▶ DIRECTIONS
Each entry below should be written out exactly as it is, with no pictures.

[Stored data]
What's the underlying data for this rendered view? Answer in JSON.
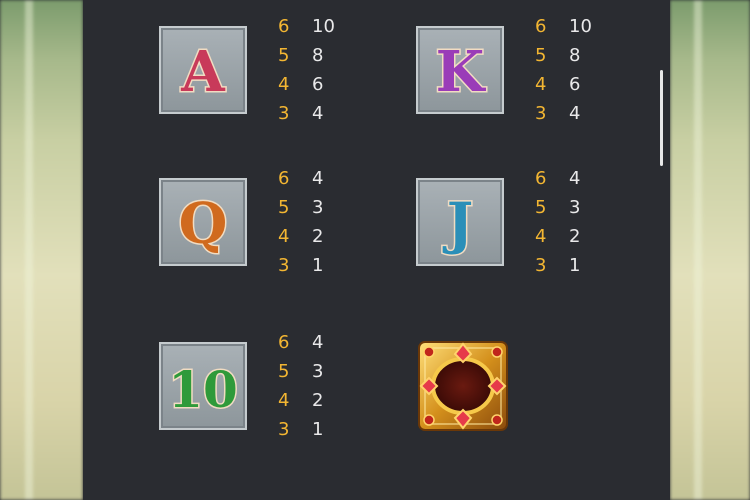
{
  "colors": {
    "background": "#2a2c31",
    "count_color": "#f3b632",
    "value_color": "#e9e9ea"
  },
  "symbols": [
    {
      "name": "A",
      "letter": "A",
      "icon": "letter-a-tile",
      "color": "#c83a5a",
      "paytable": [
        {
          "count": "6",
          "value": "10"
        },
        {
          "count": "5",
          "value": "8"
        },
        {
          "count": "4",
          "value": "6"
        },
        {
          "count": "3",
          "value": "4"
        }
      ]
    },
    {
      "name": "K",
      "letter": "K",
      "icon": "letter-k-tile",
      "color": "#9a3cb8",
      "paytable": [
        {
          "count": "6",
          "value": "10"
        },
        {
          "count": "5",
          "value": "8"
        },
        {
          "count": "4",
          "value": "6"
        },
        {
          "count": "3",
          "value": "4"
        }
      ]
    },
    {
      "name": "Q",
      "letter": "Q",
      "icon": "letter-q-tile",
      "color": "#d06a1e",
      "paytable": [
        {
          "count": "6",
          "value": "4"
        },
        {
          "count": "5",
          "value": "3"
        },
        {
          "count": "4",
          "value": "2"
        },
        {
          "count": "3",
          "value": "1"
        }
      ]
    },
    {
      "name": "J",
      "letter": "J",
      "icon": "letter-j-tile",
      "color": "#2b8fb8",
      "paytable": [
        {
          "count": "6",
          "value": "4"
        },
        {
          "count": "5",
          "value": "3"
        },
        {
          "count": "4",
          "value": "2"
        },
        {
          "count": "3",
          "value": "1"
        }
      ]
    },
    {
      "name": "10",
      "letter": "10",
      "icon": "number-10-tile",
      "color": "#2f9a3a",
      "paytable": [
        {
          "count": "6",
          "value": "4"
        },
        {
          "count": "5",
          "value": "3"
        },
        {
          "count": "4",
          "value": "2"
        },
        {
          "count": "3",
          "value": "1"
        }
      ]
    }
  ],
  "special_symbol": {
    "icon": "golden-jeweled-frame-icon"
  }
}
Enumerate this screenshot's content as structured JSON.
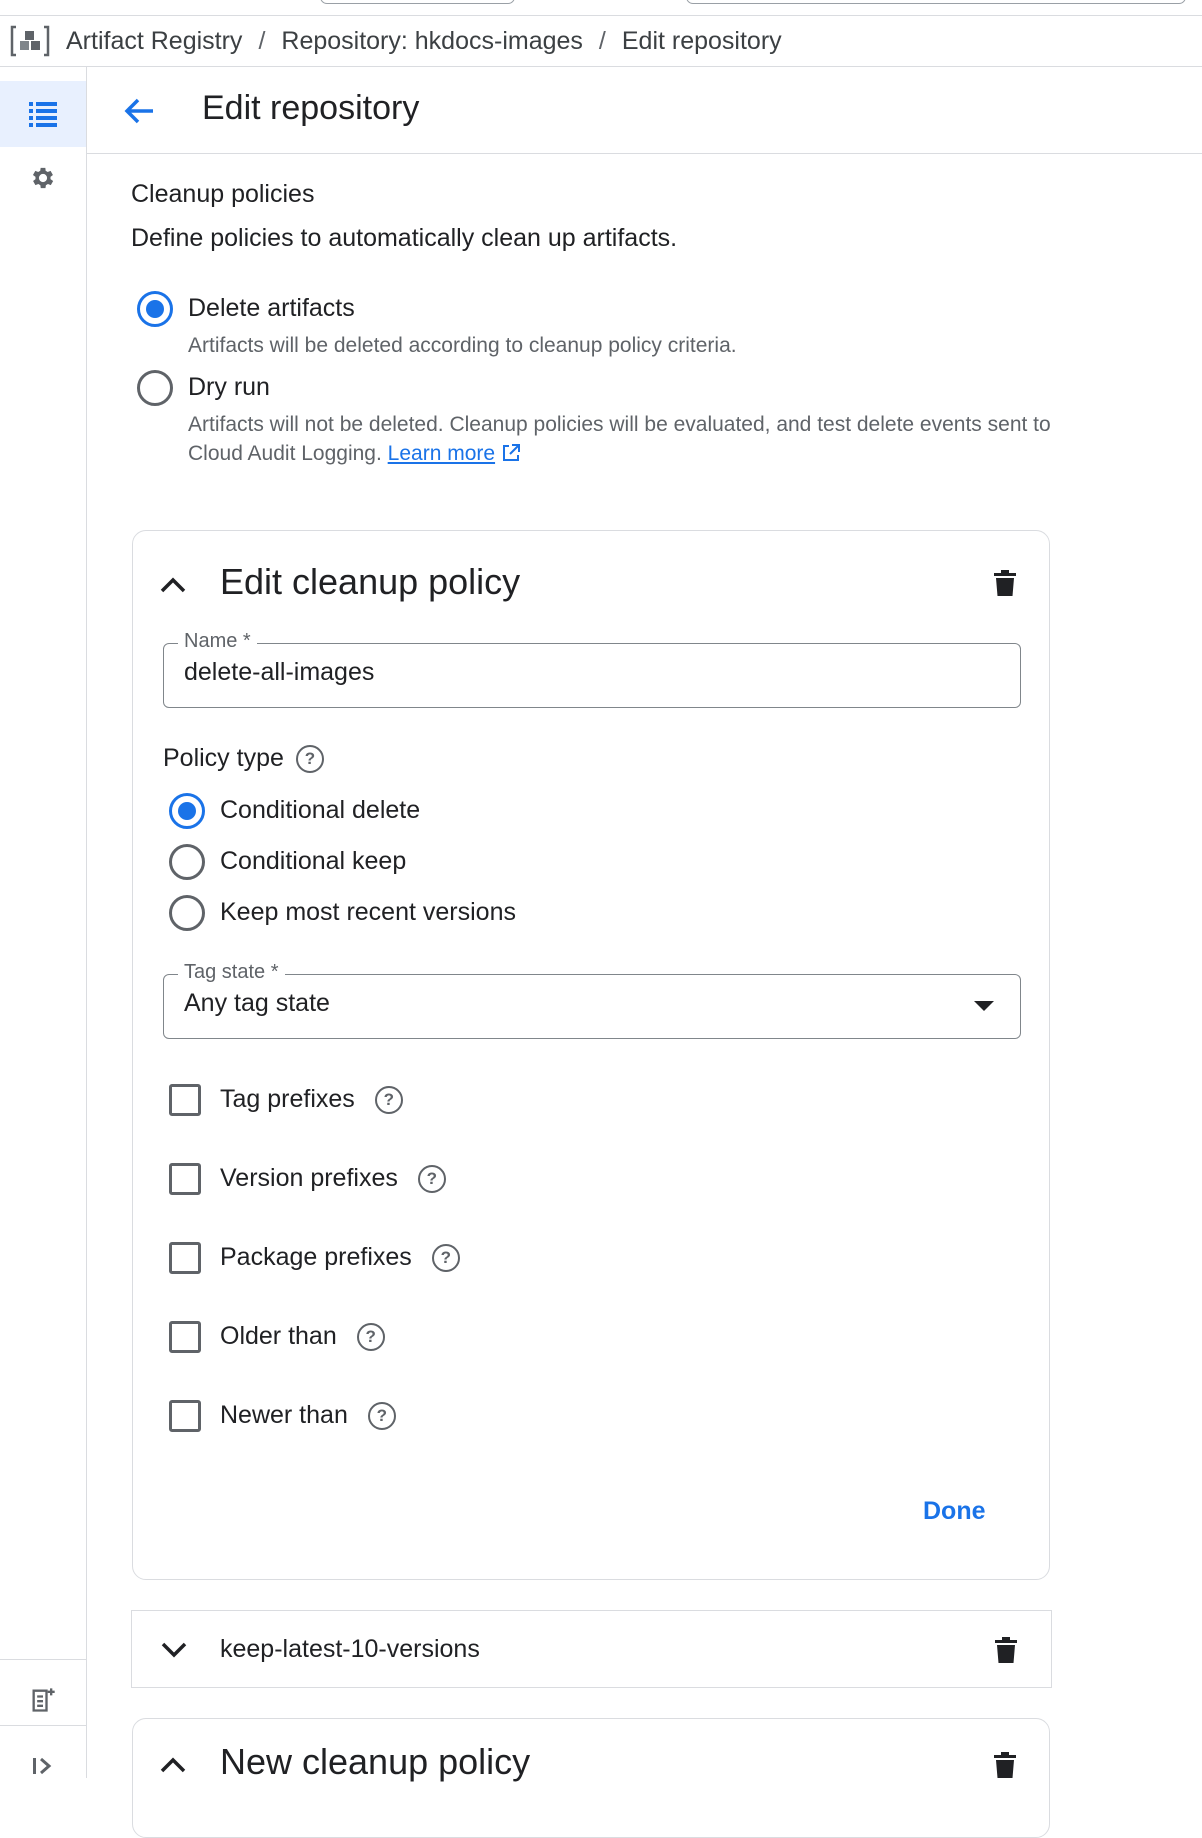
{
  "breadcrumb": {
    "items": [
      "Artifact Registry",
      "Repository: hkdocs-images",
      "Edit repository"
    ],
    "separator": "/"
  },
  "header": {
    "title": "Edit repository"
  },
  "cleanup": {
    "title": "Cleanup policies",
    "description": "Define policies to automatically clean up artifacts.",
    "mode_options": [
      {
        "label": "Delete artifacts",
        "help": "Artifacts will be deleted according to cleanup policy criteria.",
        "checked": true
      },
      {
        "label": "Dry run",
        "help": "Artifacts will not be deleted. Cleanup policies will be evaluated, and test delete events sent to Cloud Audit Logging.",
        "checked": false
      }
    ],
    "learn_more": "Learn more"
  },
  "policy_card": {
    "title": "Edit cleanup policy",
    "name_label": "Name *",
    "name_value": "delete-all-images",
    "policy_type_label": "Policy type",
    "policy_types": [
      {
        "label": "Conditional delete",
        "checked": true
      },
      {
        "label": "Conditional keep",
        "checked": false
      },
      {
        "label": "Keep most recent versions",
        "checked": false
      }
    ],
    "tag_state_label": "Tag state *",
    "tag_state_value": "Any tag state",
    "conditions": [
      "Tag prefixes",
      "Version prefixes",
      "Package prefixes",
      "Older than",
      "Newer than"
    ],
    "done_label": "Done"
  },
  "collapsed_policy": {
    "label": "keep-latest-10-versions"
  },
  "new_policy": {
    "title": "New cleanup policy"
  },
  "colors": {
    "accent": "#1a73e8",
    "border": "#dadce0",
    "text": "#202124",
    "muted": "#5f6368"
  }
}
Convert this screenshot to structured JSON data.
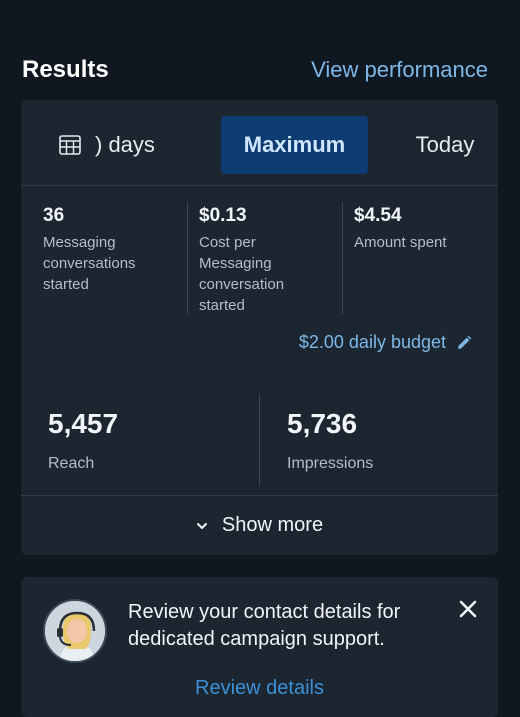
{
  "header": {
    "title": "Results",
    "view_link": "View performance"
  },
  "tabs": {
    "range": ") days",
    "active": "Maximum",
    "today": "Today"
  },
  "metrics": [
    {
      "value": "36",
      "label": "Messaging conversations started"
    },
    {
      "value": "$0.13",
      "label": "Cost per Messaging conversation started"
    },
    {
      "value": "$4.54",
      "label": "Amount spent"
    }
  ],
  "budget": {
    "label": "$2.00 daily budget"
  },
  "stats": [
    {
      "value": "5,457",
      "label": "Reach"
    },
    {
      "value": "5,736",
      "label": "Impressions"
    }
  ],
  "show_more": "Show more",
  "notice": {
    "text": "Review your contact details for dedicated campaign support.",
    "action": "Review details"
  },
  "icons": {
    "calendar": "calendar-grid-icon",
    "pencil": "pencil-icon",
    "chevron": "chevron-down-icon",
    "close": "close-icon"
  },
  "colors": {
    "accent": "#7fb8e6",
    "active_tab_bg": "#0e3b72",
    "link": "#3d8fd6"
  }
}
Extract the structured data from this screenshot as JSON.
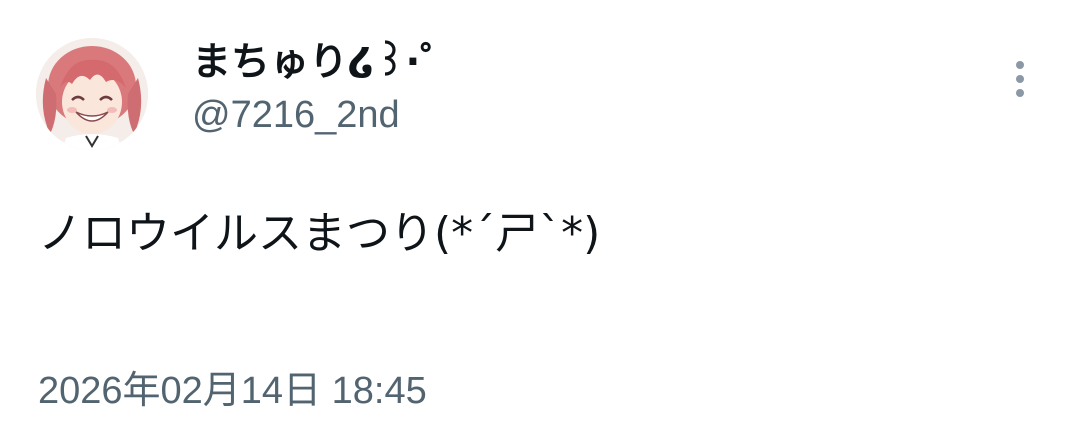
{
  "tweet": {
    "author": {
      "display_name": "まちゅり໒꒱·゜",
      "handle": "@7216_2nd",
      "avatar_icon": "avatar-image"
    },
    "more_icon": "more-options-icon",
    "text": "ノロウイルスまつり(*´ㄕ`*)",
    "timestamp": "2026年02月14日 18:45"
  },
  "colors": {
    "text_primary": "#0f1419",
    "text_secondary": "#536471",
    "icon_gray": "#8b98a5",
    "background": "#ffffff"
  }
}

▶ SOLVED PROBLEM
What's the underlying data for this rendered view? Answer in JSON.
{
  "colors": {
    "background": "#2a2c31",
    "count_color": "#f3b632",
    "value_color": "#e9e9ea"
  },
  "symbols": [
    {
      "name": "A",
      "letter": "A",
      "icon": "letter-a-tile",
      "color": "#c83a5a",
      "paytable": [
        {
          "count": "6",
          "value": "10"
        },
        {
          "count": "5",
          "value": "8"
        },
        {
          "count": "4",
          "value": "6"
        },
        {
          "count": "3",
          "value": "4"
        }
      ]
    },
    {
      "name": "K",
      "letter": "K",
      "icon": "letter-k-tile",
      "color": "#9a3cb8",
      "paytable": [
        {
          "count": "6",
          "value": "10"
        },
        {
          "count": "5",
          "value": "8"
        },
        {
          "count": "4",
          "value": "6"
        },
        {
          "count": "3",
          "value": "4"
        }
      ]
    },
    {
      "name": "Q",
      "letter": "Q",
      "icon": "letter-q-tile",
      "color": "#d06a1e",
      "paytable": [
        {
          "count": "6",
          "value": "4"
        },
        {
          "count": "5",
          "value": "3"
        },
        {
          "count": "4",
          "value": "2"
        },
        {
          "count": "3",
          "value": "1"
        }
      ]
    },
    {
      "name": "J",
      "letter": "J",
      "icon": "letter-j-tile",
      "color": "#2b8fb8",
      "paytable": [
        {
          "count": "6",
          "value": "4"
        },
        {
          "count": "5",
          "value": "3"
        },
        {
          "count": "4",
          "value": "2"
        },
        {
          "count": "3",
          "value": "1"
        }
      ]
    },
    {
      "name": "10",
      "letter": "10",
      "icon": "number-10-tile",
      "color": "#2f9a3a",
      "paytable": [
        {
          "count": "6",
          "value": "4"
        },
        {
          "count": "5",
          "value": "3"
        },
        {
          "count": "4",
          "value": "2"
        },
        {
          "count": "3",
          "value": "1"
        }
      ]
    }
  ],
  "special_symbol": {
    "icon": "golden-jeweled-frame-icon"
  }
}
Enumerate this screenshot's content as structured JSON.
{
  "breadcrumb": {
    "items": [
      "Artifact Registry",
      "Repository: hkdocs-images",
      "Edit repository"
    ],
    "separator": "/"
  },
  "header": {
    "title": "Edit repository"
  },
  "cleanup": {
    "title": "Cleanup policies",
    "description": "Define policies to automatically clean up artifacts.",
    "mode_options": [
      {
        "label": "Delete artifacts",
        "help": "Artifacts will be deleted according to cleanup policy criteria.",
        "checked": true
      },
      {
        "label": "Dry run",
        "help": "Artifacts will not be deleted. Cleanup policies will be evaluated, and test delete events sent to Cloud Audit Logging.",
        "checked": false
      }
    ],
    "learn_more": "Learn more"
  },
  "policy_card": {
    "title": "Edit cleanup policy",
    "name_label": "Name *",
    "name_value": "delete-all-images",
    "policy_type_label": "Policy type",
    "policy_types": [
      {
        "label": "Conditional delete",
        "checked": true
      },
      {
        "label": "Conditional keep",
        "checked": false
      },
      {
        "label": "Keep most recent versions",
        "checked": false
      }
    ],
    "tag_state_label": "Tag state *",
    "tag_state_value": "Any tag state",
    "conditions": [
      "Tag prefixes",
      "Version prefixes",
      "Package prefixes",
      "Older than",
      "Newer than"
    ],
    "done_label": "Done"
  },
  "collapsed_policy": {
    "label": "keep-latest-10-versions"
  },
  "new_policy": {
    "title": "New cleanup policy"
  },
  "colors": {
    "accent": "#1a73e8",
    "border": "#dadce0",
    "text": "#202124",
    "muted": "#5f6368"
  }
}
Convert this screenshot to structured JSON data.
{
  "header": {
    "title": "Results",
    "view_link": "View performance"
  },
  "tabs": {
    "range": ") days",
    "active": "Maximum",
    "today": "Today"
  },
  "metrics": [
    {
      "value": "36",
      "label": "Messaging conversations started"
    },
    {
      "value": "$0.13",
      "label": "Cost per Messaging conversation started"
    },
    {
      "value": "$4.54",
      "label": "Amount spent"
    }
  ],
  "budget": {
    "label": "$2.00 daily budget"
  },
  "stats": [
    {
      "value": "5,457",
      "label": "Reach"
    },
    {
      "value": "5,736",
      "label": "Impressions"
    }
  ],
  "show_more": "Show more",
  "notice": {
    "text": "Review your contact details for dedicated campaign support.",
    "action": "Review details"
  },
  "icons": {
    "calendar": "calendar-grid-icon",
    "pencil": "pencil-icon",
    "chevron": "chevron-down-icon",
    "close": "close-icon"
  },
  "colors": {
    "accent": "#7fb8e6",
    "active_tab_bg": "#0e3b72",
    "link": "#3d8fd6"
  }
}
Extract the structured data from this screenshot as JSON.
{
  "tweet": {
    "author": {
      "display_name": "まちゅり໒꒱·゜",
      "handle": "@7216_2nd",
      "avatar_icon": "avatar-image"
    },
    "more_icon": "more-options-icon",
    "text": "ノロウイルスまつり(*´ㄕ`*)",
    "timestamp": "2026年02月14日 18:45"
  },
  "colors": {
    "text_primary": "#0f1419",
    "text_secondary": "#536471",
    "icon_gray": "#8b98a5",
    "background": "#ffffff"
  }
}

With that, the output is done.